## Your goal
Images must not appear in your copy; reproduce every other part of the records exactly.

## Records provided
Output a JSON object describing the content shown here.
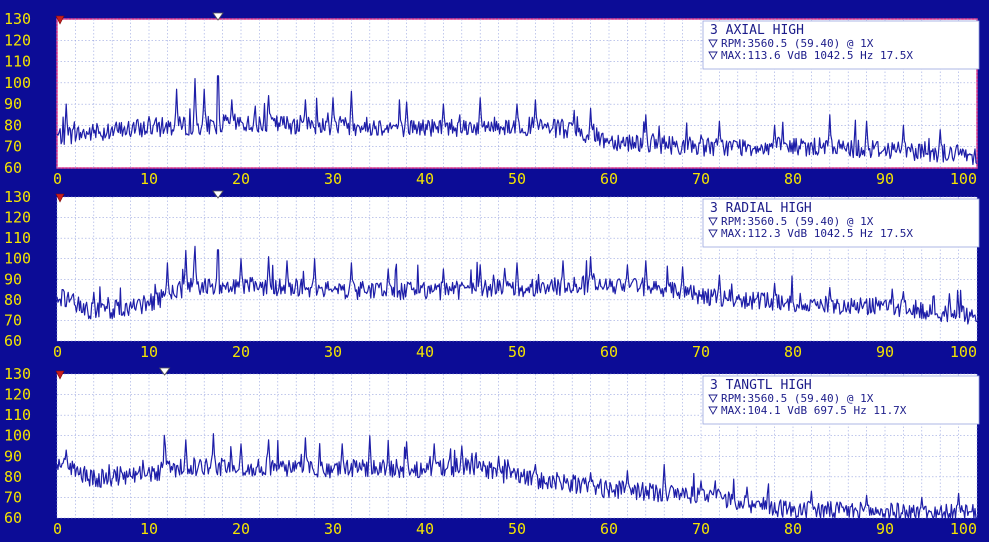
{
  "colors": {
    "background": "#0c0c96",
    "plot_area": "#ffffff",
    "grid": "#9aa6e0",
    "trace": "#1e1ea8",
    "tick_labels": "#f4e400",
    "info_text": "#1c1c8a",
    "active_border": "#e0338a",
    "marker": "#c81e1e"
  },
  "chart_data": [
    {
      "type": "line",
      "title": "3  AXIAL  HIGH",
      "rpm_line": "RPM:3560.5 (59.40) @ 1X",
      "max_line": "MAX:113.6 VdB 1042.5 Hz 17.5X",
      "xlim": [
        0,
        100
      ],
      "ylim": [
        60,
        130
      ],
      "x_ticks": [
        "0",
        "10",
        "20",
        "30",
        "40",
        "50",
        "60",
        "70",
        "80",
        "90",
        "100"
      ],
      "y_ticks": [
        "60",
        "70",
        "80",
        "90",
        "100",
        "110",
        "120",
        "130"
      ],
      "grid": true,
      "selected": true,
      "peak": {
        "x": 17.5,
        "y": 113.6
      },
      "base": [
        [
          0,
          75
        ],
        [
          10,
          79
        ],
        [
          20,
          81
        ],
        [
          30,
          80
        ],
        [
          40,
          79
        ],
        [
          50,
          80
        ],
        [
          55,
          78
        ],
        [
          60,
          73
        ],
        [
          70,
          70
        ],
        [
          80,
          70
        ],
        [
          90,
          69
        ],
        [
          100,
          66
        ]
      ],
      "peaks": [
        [
          1,
          90
        ],
        [
          13,
          97
        ],
        [
          15,
          102
        ],
        [
          16,
          97
        ],
        [
          17.5,
          113.6
        ],
        [
          19,
          92
        ],
        [
          23,
          94
        ],
        [
          27,
          92
        ],
        [
          30,
          93
        ],
        [
          32,
          96
        ],
        [
          38,
          91
        ],
        [
          42,
          90
        ],
        [
          46,
          93
        ],
        [
          50,
          90
        ],
        [
          52,
          92
        ],
        [
          58,
          88
        ],
        [
          64,
          85
        ],
        [
          72,
          82
        ],
        [
          78,
          80
        ],
        [
          84,
          85
        ],
        [
          88,
          82
        ],
        [
          92,
          80
        ],
        [
          96,
          78
        ]
      ]
    },
    {
      "type": "line",
      "title": "3  RADIAL  HIGH",
      "rpm_line": "RPM:3560.5 (59.40) @ 1X",
      "max_line": "MAX:112.3 VdB 1042.5 Hz 17.5X",
      "xlim": [
        0,
        100
      ],
      "ylim": [
        60,
        130
      ],
      "x_ticks": [
        "0",
        "10",
        "20",
        "30",
        "40",
        "50",
        "60",
        "70",
        "80",
        "90",
        "100"
      ],
      "y_ticks": [
        "60",
        "70",
        "80",
        "90",
        "100",
        "110",
        "120",
        "130"
      ],
      "grid": true,
      "selected": false,
      "peak": {
        "x": 17.5,
        "y": 112.3
      },
      "base": [
        [
          0,
          82
        ],
        [
          4,
          74
        ],
        [
          10,
          78
        ],
        [
          14,
          86
        ],
        [
          20,
          87
        ],
        [
          30,
          85
        ],
        [
          40,
          84
        ],
        [
          50,
          86
        ],
        [
          60,
          87
        ],
        [
          65,
          86
        ],
        [
          70,
          82
        ],
        [
          80,
          78
        ],
        [
          90,
          77
        ],
        [
          100,
          72
        ]
      ],
      "peaks": [
        [
          12,
          98
        ],
        [
          14,
          104
        ],
        [
          15,
          106
        ],
        [
          17.5,
          112.3
        ],
        [
          20,
          100
        ],
        [
          23,
          101
        ],
        [
          25,
          99
        ],
        [
          28,
          100
        ],
        [
          32,
          98
        ],
        [
          36,
          95
        ],
        [
          42,
          95
        ],
        [
          46,
          97
        ],
        [
          50,
          98
        ],
        [
          55,
          99
        ],
        [
          58,
          101
        ],
        [
          62,
          97
        ],
        [
          64,
          99
        ],
        [
          68,
          96
        ],
        [
          72,
          92
        ],
        [
          78,
          88
        ],
        [
          84,
          86
        ],
        [
          92,
          84
        ],
        [
          97,
          83
        ]
      ]
    },
    {
      "type": "line",
      "title": "3  TANGTL  HIGH",
      "rpm_line": "RPM:3560.5 (59.40) @ 1X",
      "max_line": "MAX:104.1 VdB 697.5 Hz 11.7X",
      "xlim": [
        0,
        100
      ],
      "ylim": [
        60,
        130
      ],
      "x_ticks": [
        "0",
        "10",
        "20",
        "30",
        "40",
        "50",
        "60",
        "70",
        "80",
        "90",
        "100"
      ],
      "y_ticks": [
        "60",
        "70",
        "80",
        "90",
        "100",
        "110",
        "120",
        "130"
      ],
      "grid": true,
      "selected": false,
      "peak": {
        "x": 11.7,
        "y": 104.1
      },
      "base": [
        [
          0,
          88
        ],
        [
          4,
          79
        ],
        [
          10,
          82
        ],
        [
          15,
          85
        ],
        [
          20,
          85
        ],
        [
          30,
          84
        ],
        [
          40,
          84
        ],
        [
          45,
          85
        ],
        [
          50,
          80
        ],
        [
          60,
          74
        ],
        [
          70,
          71
        ],
        [
          75,
          67
        ],
        [
          80,
          64
        ],
        [
          90,
          63
        ],
        [
          100,
          62
        ]
      ],
      "peaks": [
        [
          1,
          93
        ],
        [
          11.7,
          104.1
        ],
        [
          14,
          98
        ],
        [
          17,
          101
        ],
        [
          20,
          96
        ],
        [
          23,
          98
        ],
        [
          27,
          99
        ],
        [
          31,
          96
        ],
        [
          34,
          100
        ],
        [
          38,
          97
        ],
        [
          41,
          96
        ],
        [
          44,
          95
        ],
        [
          48,
          90
        ],
        [
          52,
          86
        ],
        [
          58,
          82
        ],
        [
          62,
          83
        ],
        [
          66,
          86
        ],
        [
          70,
          78
        ],
        [
          75,
          75
        ],
        [
          82,
          73
        ],
        [
          88,
          71
        ],
        [
          94,
          70
        ],
        [
          98,
          72
        ]
      ]
    }
  ]
}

## Complete output
Output a JSON object describing the content shown here.
{
  "colors": {
    "background": "#0c0c96",
    "plot_area": "#ffffff",
    "grid": "#9aa6e0",
    "trace": "#1e1ea8",
    "tick_labels": "#f4e400",
    "info_text": "#1c1c8a",
    "active_border": "#e0338a",
    "marker": "#c81e1e"
  },
  "chart_data": [
    {
      "type": "line",
      "title": "3  AXIAL  HIGH",
      "rpm_line": "RPM:3560.5 (59.40) @ 1X",
      "max_line": "MAX:113.6 VdB 1042.5 Hz 17.5X",
      "xlim": [
        0,
        100
      ],
      "ylim": [
        60,
        130
      ],
      "x_ticks": [
        "0",
        "10",
        "20",
        "30",
        "40",
        "50",
        "60",
        "70",
        "80",
        "90",
        "100"
      ],
      "y_ticks": [
        "60",
        "70",
        "80",
        "90",
        "100",
        "110",
        "120",
        "130"
      ],
      "grid": true,
      "selected": true,
      "peak": {
        "x": 17.5,
        "y": 113.6
      },
      "base": [
        [
          0,
          75
        ],
        [
          10,
          79
        ],
        [
          20,
          81
        ],
        [
          30,
          80
        ],
        [
          40,
          79
        ],
        [
          50,
          80
        ],
        [
          55,
          78
        ],
        [
          60,
          73
        ],
        [
          70,
          70
        ],
        [
          80,
          70
        ],
        [
          90,
          69
        ],
        [
          100,
          66
        ]
      ],
      "peaks": [
        [
          1,
          90
        ],
        [
          13,
          97
        ],
        [
          15,
          102
        ],
        [
          16,
          97
        ],
        [
          17.5,
          113.6
        ],
        [
          19,
          92
        ],
        [
          23,
          94
        ],
        [
          27,
          92
        ],
        [
          30,
          93
        ],
        [
          32,
          96
        ],
        [
          38,
          91
        ],
        [
          42,
          90
        ],
        [
          46,
          93
        ],
        [
          50,
          90
        ],
        [
          52,
          92
        ],
        [
          58,
          88
        ],
        [
          64,
          85
        ],
        [
          72,
          82
        ],
        [
          78,
          80
        ],
        [
          84,
          85
        ],
        [
          88,
          82
        ],
        [
          92,
          80
        ],
        [
          96,
          78
        ]
      ]
    },
    {
      "type": "line",
      "title": "3  RADIAL  HIGH",
      "rpm_line": "RPM:3560.5 (59.40) @ 1X",
      "max_line": "MAX:112.3 VdB 1042.5 Hz 17.5X",
      "xlim": [
        0,
        100
      ],
      "ylim": [
        60,
        130
      ],
      "x_ticks": [
        "0",
        "10",
        "20",
        "30",
        "40",
        "50",
        "60",
        "70",
        "80",
        "90",
        "100"
      ],
      "y_ticks": [
        "60",
        "70",
        "80",
        "90",
        "100",
        "110",
        "120",
        "130"
      ],
      "grid": true,
      "selected": false,
      "peak": {
        "x": 17.5,
        "y": 112.3
      },
      "base": [
        [
          0,
          82
        ],
        [
          4,
          74
        ],
        [
          10,
          78
        ],
        [
          14,
          86
        ],
        [
          20,
          87
        ],
        [
          30,
          85
        ],
        [
          40,
          84
        ],
        [
          50,
          86
        ],
        [
          60,
          87
        ],
        [
          65,
          86
        ],
        [
          70,
          82
        ],
        [
          80,
          78
        ],
        [
          90,
          77
        ],
        [
          100,
          72
        ]
      ],
      "peaks": [
        [
          12,
          98
        ],
        [
          14,
          104
        ],
        [
          15,
          106
        ],
        [
          17.5,
          112.3
        ],
        [
          20,
          100
        ],
        [
          23,
          101
        ],
        [
          25,
          99
        ],
        [
          28,
          100
        ],
        [
          32,
          98
        ],
        [
          36,
          95
        ],
        [
          42,
          95
        ],
        [
          46,
          97
        ],
        [
          50,
          98
        ],
        [
          55,
          99
        ],
        [
          58,
          101
        ],
        [
          62,
          97
        ],
        [
          64,
          99
        ],
        [
          68,
          96
        ],
        [
          72,
          92
        ],
        [
          78,
          88
        ],
        [
          84,
          86
        ],
        [
          92,
          84
        ],
        [
          97,
          83
        ]
      ]
    },
    {
      "type": "line",
      "title": "3  TANGTL  HIGH",
      "rpm_line": "RPM:3560.5 (59.40) @ 1X",
      "max_line": "MAX:104.1 VdB 697.5 Hz 11.7X",
      "xlim": [
        0,
        100
      ],
      "ylim": [
        60,
        130
      ],
      "x_ticks": [
        "0",
        "10",
        "20",
        "30",
        "40",
        "50",
        "60",
        "70",
        "80",
        "90",
        "100"
      ],
      "y_ticks": [
        "60",
        "70",
        "80",
        "90",
        "100",
        "110",
        "120",
        "130"
      ],
      "grid": true,
      "selected": false,
      "peak": {
        "x": 11.7,
        "y": 104.1
      },
      "base": [
        [
          0,
          88
        ],
        [
          4,
          79
        ],
        [
          10,
          82
        ],
        [
          15,
          85
        ],
        [
          20,
          85
        ],
        [
          30,
          84
        ],
        [
          40,
          84
        ],
        [
          45,
          85
        ],
        [
          50,
          80
        ],
        [
          60,
          74
        ],
        [
          70,
          71
        ],
        [
          75,
          67
        ],
        [
          80,
          64
        ],
        [
          90,
          63
        ],
        [
          100,
          62
        ]
      ],
      "peaks": [
        [
          1,
          93
        ],
        [
          11.7,
          104.1
        ],
        [
          14,
          98
        ],
        [
          17,
          101
        ],
        [
          20,
          96
        ],
        [
          23,
          98
        ],
        [
          27,
          99
        ],
        [
          31,
          96
        ],
        [
          34,
          100
        ],
        [
          38,
          97
        ],
        [
          41,
          96
        ],
        [
          44,
          95
        ],
        [
          48,
          90
        ],
        [
          52,
          86
        ],
        [
          58,
          82
        ],
        [
          62,
          83
        ],
        [
          66,
          86
        ],
        [
          70,
          78
        ],
        [
          75,
          75
        ],
        [
          82,
          73
        ],
        [
          88,
          71
        ],
        [
          94,
          70
        ],
        [
          98,
          72
        ]
      ]
    }
  ]
}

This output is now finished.